Given exercise
Leave out the pictures and repeat everything else in the records exactly.

[Entries with figure data]
--- BEGIN ---

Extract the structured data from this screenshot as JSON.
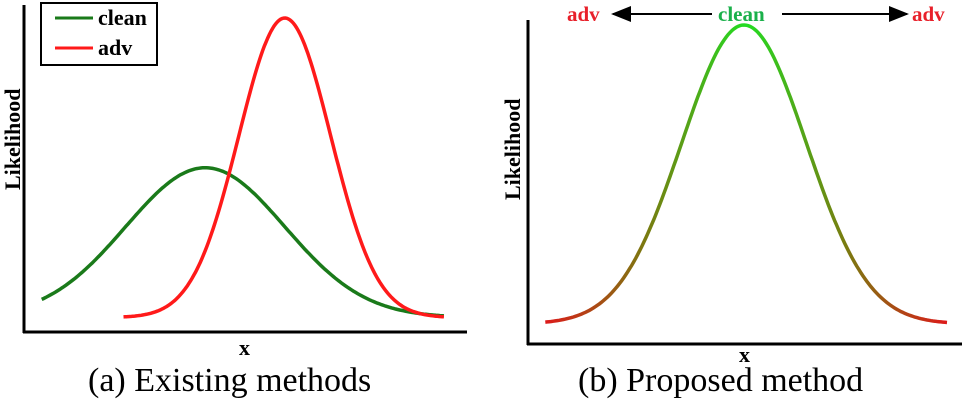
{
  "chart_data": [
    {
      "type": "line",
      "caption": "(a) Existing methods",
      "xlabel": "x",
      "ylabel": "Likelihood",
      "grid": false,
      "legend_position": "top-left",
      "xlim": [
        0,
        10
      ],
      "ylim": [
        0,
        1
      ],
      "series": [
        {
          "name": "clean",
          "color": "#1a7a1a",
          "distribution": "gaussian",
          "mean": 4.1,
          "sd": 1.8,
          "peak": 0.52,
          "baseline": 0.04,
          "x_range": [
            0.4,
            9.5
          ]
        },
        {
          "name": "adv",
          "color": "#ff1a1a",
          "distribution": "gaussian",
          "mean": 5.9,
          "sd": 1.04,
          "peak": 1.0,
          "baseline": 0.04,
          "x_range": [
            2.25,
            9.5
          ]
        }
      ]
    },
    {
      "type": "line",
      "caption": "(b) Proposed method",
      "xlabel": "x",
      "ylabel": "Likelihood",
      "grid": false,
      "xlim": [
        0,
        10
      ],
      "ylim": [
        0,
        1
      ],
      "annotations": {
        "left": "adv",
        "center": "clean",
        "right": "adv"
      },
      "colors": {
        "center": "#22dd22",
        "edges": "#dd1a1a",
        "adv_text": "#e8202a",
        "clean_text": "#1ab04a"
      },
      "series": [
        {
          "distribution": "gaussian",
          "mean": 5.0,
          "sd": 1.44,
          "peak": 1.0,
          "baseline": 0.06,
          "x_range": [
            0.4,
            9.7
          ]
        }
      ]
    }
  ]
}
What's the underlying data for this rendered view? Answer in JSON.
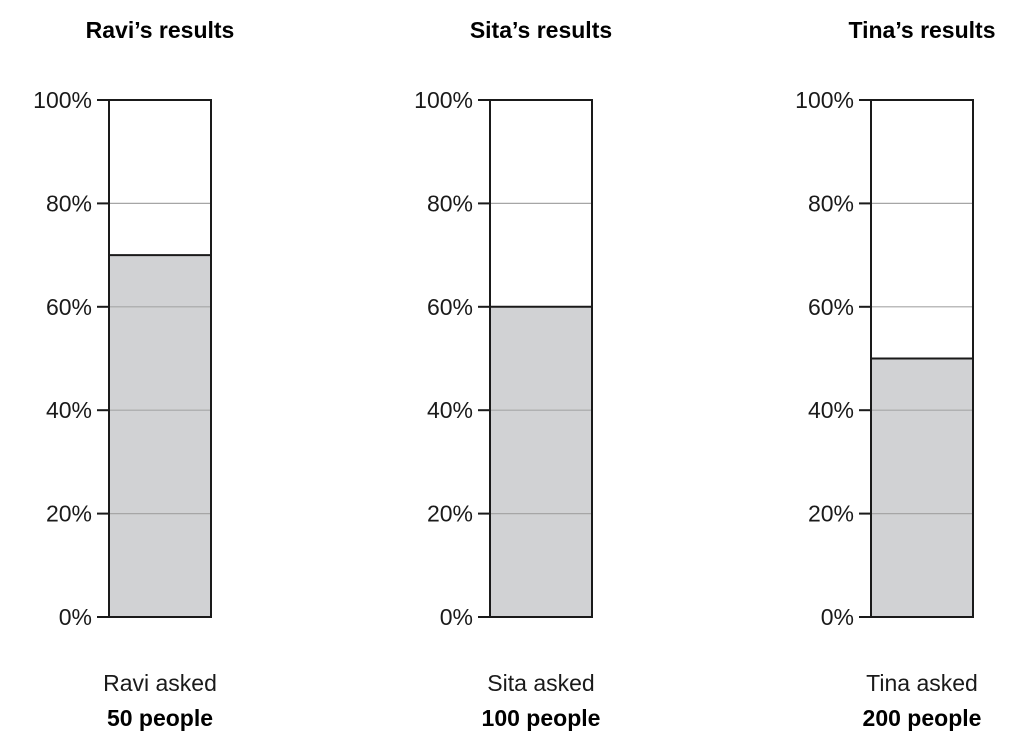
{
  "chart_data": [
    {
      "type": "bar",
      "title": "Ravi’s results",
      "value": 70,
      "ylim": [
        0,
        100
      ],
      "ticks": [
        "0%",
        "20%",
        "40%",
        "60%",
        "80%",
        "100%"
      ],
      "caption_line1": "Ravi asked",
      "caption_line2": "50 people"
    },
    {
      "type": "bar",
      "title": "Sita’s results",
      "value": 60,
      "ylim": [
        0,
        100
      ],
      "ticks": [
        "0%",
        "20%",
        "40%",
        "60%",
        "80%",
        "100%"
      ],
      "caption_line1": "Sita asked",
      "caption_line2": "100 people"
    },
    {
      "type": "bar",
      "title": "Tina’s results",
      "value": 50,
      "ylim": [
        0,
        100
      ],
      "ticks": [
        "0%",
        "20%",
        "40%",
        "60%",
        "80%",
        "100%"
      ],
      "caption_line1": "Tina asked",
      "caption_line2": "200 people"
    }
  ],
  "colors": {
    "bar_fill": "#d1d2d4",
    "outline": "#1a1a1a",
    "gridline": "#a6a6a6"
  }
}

--- END ---

Result of the task
Extract the structured data from this screenshot as JSON.
{
  "chart_data": [
    {
      "type": "line",
      "caption": "(a) Existing methods",
      "xlabel": "x",
      "ylabel": "Likelihood",
      "grid": false,
      "legend_position": "top-left",
      "xlim": [
        0,
        10
      ],
      "ylim": [
        0,
        1
      ],
      "series": [
        {
          "name": "clean",
          "color": "#1a7a1a",
          "distribution": "gaussian",
          "mean": 4.1,
          "sd": 1.8,
          "peak": 0.52,
          "baseline": 0.04,
          "x_range": [
            0.4,
            9.5
          ]
        },
        {
          "name": "adv",
          "color": "#ff1a1a",
          "distribution": "gaussian",
          "mean": 5.9,
          "sd": 1.04,
          "peak": 1.0,
          "baseline": 0.04,
          "x_range": [
            2.25,
            9.5
          ]
        }
      ]
    },
    {
      "type": "line",
      "caption": "(b) Proposed method",
      "xlabel": "x",
      "ylabel": "Likelihood",
      "grid": false,
      "xlim": [
        0,
        10
      ],
      "ylim": [
        0,
        1
      ],
      "annotations": {
        "left": "adv",
        "center": "clean",
        "right": "adv"
      },
      "colors": {
        "center": "#22dd22",
        "edges": "#dd1a1a",
        "adv_text": "#e8202a",
        "clean_text": "#1ab04a"
      },
      "series": [
        {
          "distribution": "gaussian",
          "mean": 5.0,
          "sd": 1.44,
          "peak": 1.0,
          "baseline": 0.06,
          "x_range": [
            0.4,
            9.7
          ]
        }
      ]
    }
  ]
}
What's the underlying data for this rendered view? Answer in JSON.
{
  "chart_data": [
    {
      "type": "bar",
      "title": "Ravi’s results",
      "value": 70,
      "ylim": [
        0,
        100
      ],
      "ticks": [
        "0%",
        "20%",
        "40%",
        "60%",
        "80%",
        "100%"
      ],
      "caption_line1": "Ravi asked",
      "caption_line2": "50 people"
    },
    {
      "type": "bar",
      "title": "Sita’s results",
      "value": 60,
      "ylim": [
        0,
        100
      ],
      "ticks": [
        "0%",
        "20%",
        "40%",
        "60%",
        "80%",
        "100%"
      ],
      "caption_line1": "Sita asked",
      "caption_line2": "100 people"
    },
    {
      "type": "bar",
      "title": "Tina’s results",
      "value": 50,
      "ylim": [
        0,
        100
      ],
      "ticks": [
        "0%",
        "20%",
        "40%",
        "60%",
        "80%",
        "100%"
      ],
      "caption_line1": "Tina asked",
      "caption_line2": "200 people"
    }
  ],
  "colors": {
    "bar_fill": "#d1d2d4",
    "outline": "#1a1a1a",
    "gridline": "#a6a6a6"
  }
}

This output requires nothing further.